## To be done
Only a number is wanted: how many lines in these records contain the word "atau"?

========================================

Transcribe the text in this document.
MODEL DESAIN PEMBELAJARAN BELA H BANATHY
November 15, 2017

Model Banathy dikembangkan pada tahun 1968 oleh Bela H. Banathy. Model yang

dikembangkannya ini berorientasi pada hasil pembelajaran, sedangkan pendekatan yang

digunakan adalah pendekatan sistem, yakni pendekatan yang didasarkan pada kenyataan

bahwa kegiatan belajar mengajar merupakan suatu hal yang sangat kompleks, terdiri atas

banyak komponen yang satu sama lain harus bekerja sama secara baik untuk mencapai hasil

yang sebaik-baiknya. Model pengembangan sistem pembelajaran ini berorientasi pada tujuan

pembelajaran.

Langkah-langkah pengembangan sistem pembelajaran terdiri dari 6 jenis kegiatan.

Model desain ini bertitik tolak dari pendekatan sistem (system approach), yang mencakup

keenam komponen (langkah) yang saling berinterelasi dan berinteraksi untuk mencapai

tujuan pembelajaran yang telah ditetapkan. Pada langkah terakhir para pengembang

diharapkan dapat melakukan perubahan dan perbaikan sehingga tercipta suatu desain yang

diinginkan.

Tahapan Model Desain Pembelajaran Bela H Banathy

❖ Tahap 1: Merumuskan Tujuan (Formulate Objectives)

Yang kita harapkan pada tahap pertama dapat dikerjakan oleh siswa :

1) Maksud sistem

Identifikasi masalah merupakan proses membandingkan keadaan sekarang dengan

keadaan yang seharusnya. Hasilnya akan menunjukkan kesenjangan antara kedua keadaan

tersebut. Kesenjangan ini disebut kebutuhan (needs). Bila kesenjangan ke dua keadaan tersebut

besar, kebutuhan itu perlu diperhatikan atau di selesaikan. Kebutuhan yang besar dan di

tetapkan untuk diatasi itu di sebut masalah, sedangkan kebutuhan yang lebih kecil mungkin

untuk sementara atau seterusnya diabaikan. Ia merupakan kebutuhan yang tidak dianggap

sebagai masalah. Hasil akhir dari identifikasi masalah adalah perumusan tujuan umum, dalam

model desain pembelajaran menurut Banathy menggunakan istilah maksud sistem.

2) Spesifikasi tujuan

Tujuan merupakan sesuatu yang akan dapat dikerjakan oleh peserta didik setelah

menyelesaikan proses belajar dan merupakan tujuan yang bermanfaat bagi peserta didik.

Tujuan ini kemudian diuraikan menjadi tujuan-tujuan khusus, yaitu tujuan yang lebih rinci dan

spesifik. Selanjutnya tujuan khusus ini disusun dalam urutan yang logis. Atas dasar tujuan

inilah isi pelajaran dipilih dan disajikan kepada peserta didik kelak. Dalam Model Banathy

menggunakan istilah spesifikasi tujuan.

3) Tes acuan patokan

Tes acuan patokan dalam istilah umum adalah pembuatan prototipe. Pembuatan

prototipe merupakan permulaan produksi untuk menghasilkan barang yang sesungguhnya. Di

========================================

## Solution below
2